┌──
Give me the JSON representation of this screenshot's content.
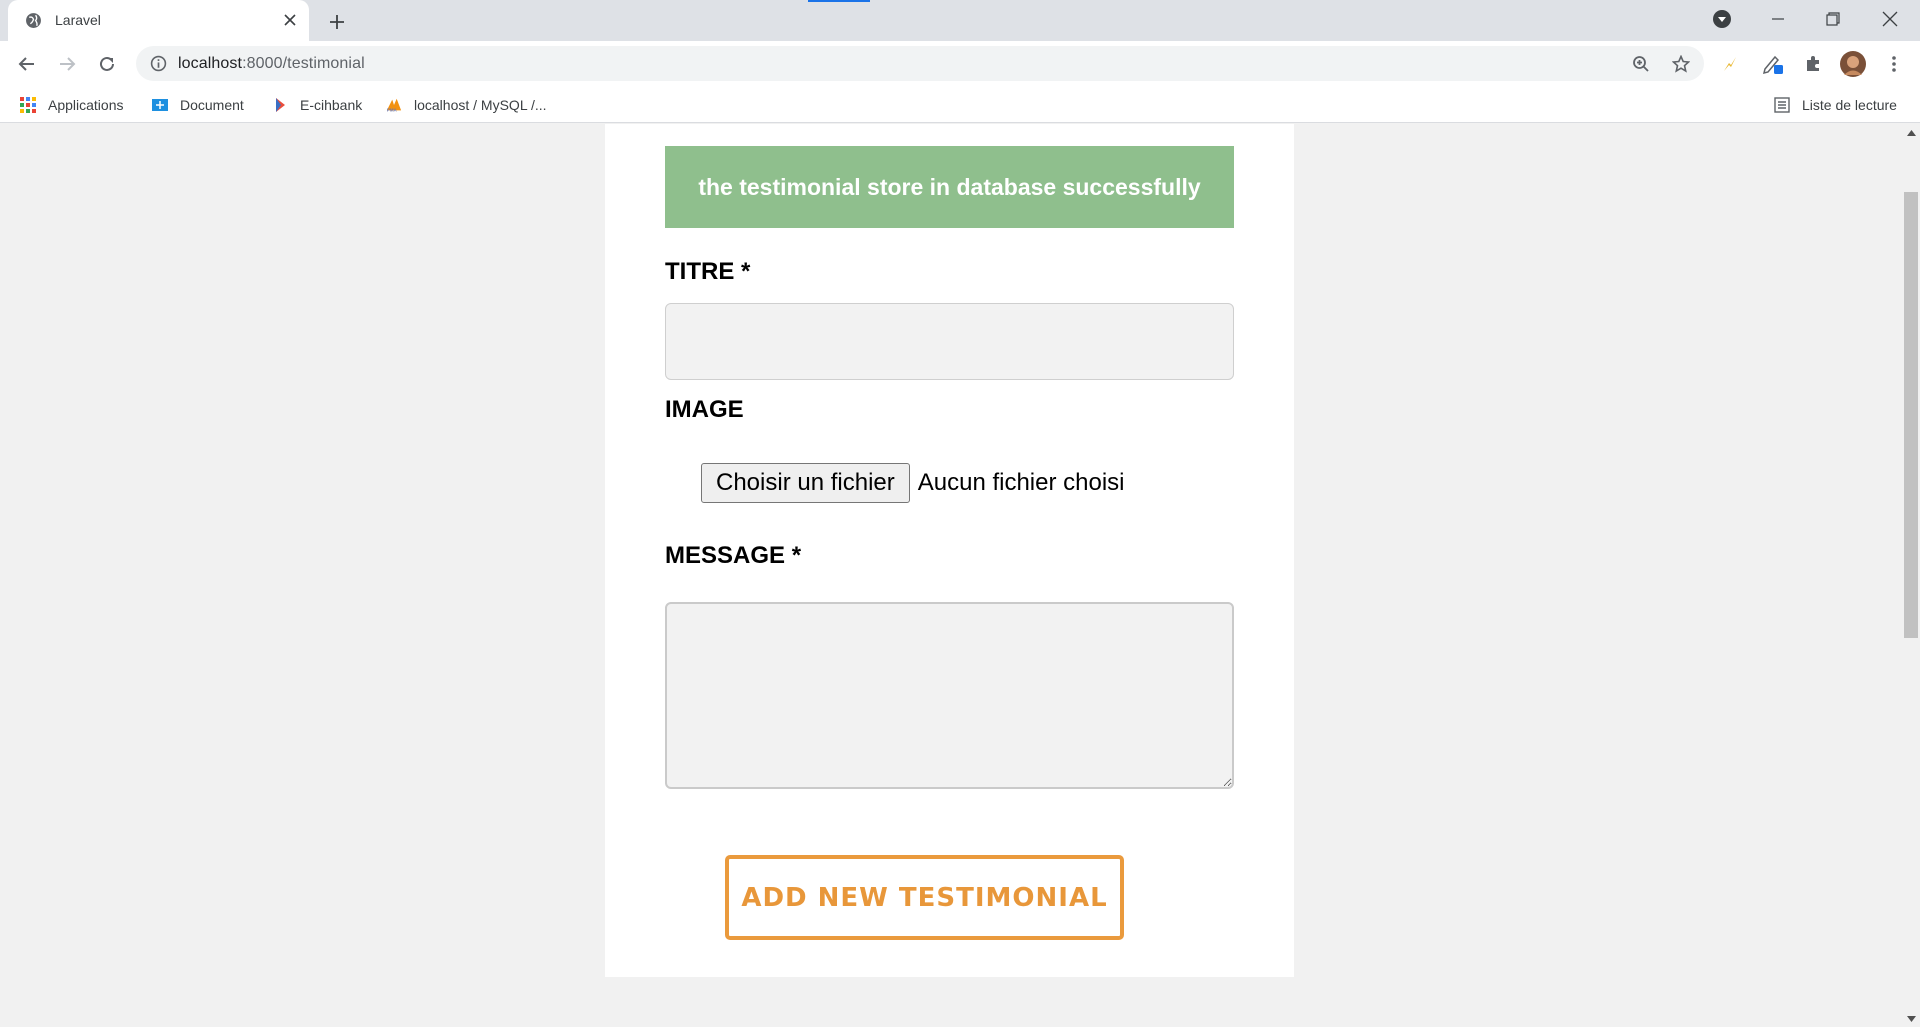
{
  "browser": {
    "tab_title": "Laravel",
    "url_host": "localhost",
    "url_path": ":8000/testimonial",
    "bookmarks": [
      "Applications",
      "Document",
      "E-cihbank",
      "localhost / MySQL /..."
    ],
    "reading_list": "Liste de lecture",
    "icons": [
      "globe-icon",
      "close-icon",
      "plus-icon",
      "back-icon",
      "forward-icon",
      "reload-icon",
      "info-icon",
      "zoom-icon",
      "star-icon",
      "extension-icon",
      "menu-icon",
      "minimize-icon",
      "restore-icon"
    ]
  },
  "page": {
    "alert": "the testimonial store in database successfully",
    "titre_label": "TITRE *",
    "titre_value": "",
    "image_label": "IMAGE",
    "file_button": "Choisir un fichier",
    "file_status": "Aucun fichier choisi",
    "message_label": "MESSAGE *",
    "message_value": "",
    "submit_label": "ADD NEW TESTIMONIAL"
  },
  "colors": {
    "alert_bg": "#8fbf8d",
    "submit_accent": "#ea9a3d",
    "page_bg": "#f1f1f1"
  }
}
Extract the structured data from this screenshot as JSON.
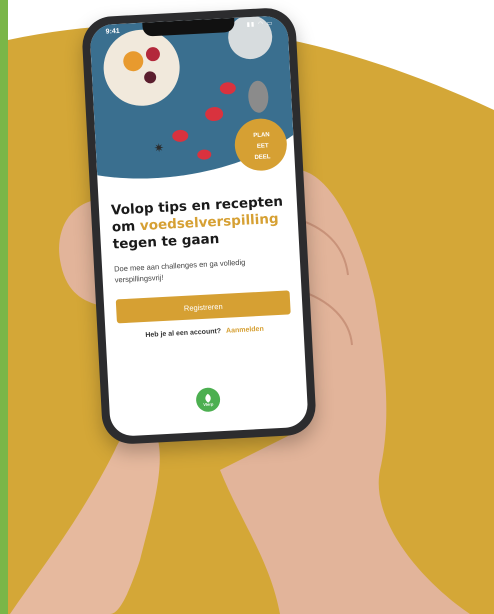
{
  "colors": {
    "accent": "#d6a033",
    "background_shape": "#d4a737",
    "green_strip": "#7ab648",
    "logo_green": "#4caf50"
  },
  "status_bar": {
    "time": "9:41",
    "icons": "signal-wifi-battery"
  },
  "hero": {
    "badge_line1": "PLAN",
    "badge_line2": "EET",
    "badge_line3": "DEEL"
  },
  "headline": {
    "part1": "Volop tips en recepten om ",
    "highlight": "voedselverspilling",
    "part2": " tegen te gaan"
  },
  "subtext": "Doe mee aan challenges en ga volledig verspillingsvrij!",
  "register_button": "Registreren",
  "login": {
    "prompt": "Heb je al een account?",
    "link": "Aanmelden"
  },
  "logo": {
    "icon": "leaf-icon",
    "text": "Vlerp"
  }
}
└──
- [GOAL OF THE EXERCISE]: Would you mind returning each entry above word for word, skipping the images?

- [TASK RESPONSE]:
Give me the JSON representation of this screenshot's content.
{
  "browser": {
    "tab_title": "Laravel",
    "url_host": "localhost",
    "url_path": ":8000/testimonial",
    "bookmarks": [
      "Applications",
      "Document",
      "E-cihbank",
      "localhost / MySQL /..."
    ],
    "reading_list": "Liste de lecture",
    "icons": [
      "globe-icon",
      "close-icon",
      "plus-icon",
      "back-icon",
      "forward-icon",
      "reload-icon",
      "info-icon",
      "zoom-icon",
      "star-icon",
      "extension-icon",
      "menu-icon",
      "minimize-icon",
      "restore-icon"
    ]
  },
  "page": {
    "alert": "the testimonial store in database successfully",
    "titre_label": "TITRE *",
    "titre_value": "",
    "image_label": "IMAGE",
    "file_button": "Choisir un fichier",
    "file_status": "Aucun fichier choisi",
    "message_label": "MESSAGE *",
    "message_value": "",
    "submit_label": "ADD NEW TESTIMONIAL"
  },
  "colors": {
    "alert_bg": "#8fbf8d",
    "submit_accent": "#ea9a3d",
    "page_bg": "#f1f1f1"
  }
}
Extract the structured data from this screenshot as JSON.
{
  "colors": {
    "accent": "#d6a033",
    "background_shape": "#d4a737",
    "green_strip": "#7ab648",
    "logo_green": "#4caf50"
  },
  "status_bar": {
    "time": "9:41",
    "icons": "signal-wifi-battery"
  },
  "hero": {
    "badge_line1": "PLAN",
    "badge_line2": "EET",
    "badge_line3": "DEEL"
  },
  "headline": {
    "part1": "Volop tips en recepten om ",
    "highlight": "voedselverspilling",
    "part2": " tegen te gaan"
  },
  "subtext": "Doe mee aan challenges en ga volledig verspillingsvrij!",
  "register_button": "Registreren",
  "login": {
    "prompt": "Heb je al een account?",
    "link": "Aanmelden"
  },
  "logo": {
    "icon": "leaf-icon",
    "text": "Vlerp"
  }
}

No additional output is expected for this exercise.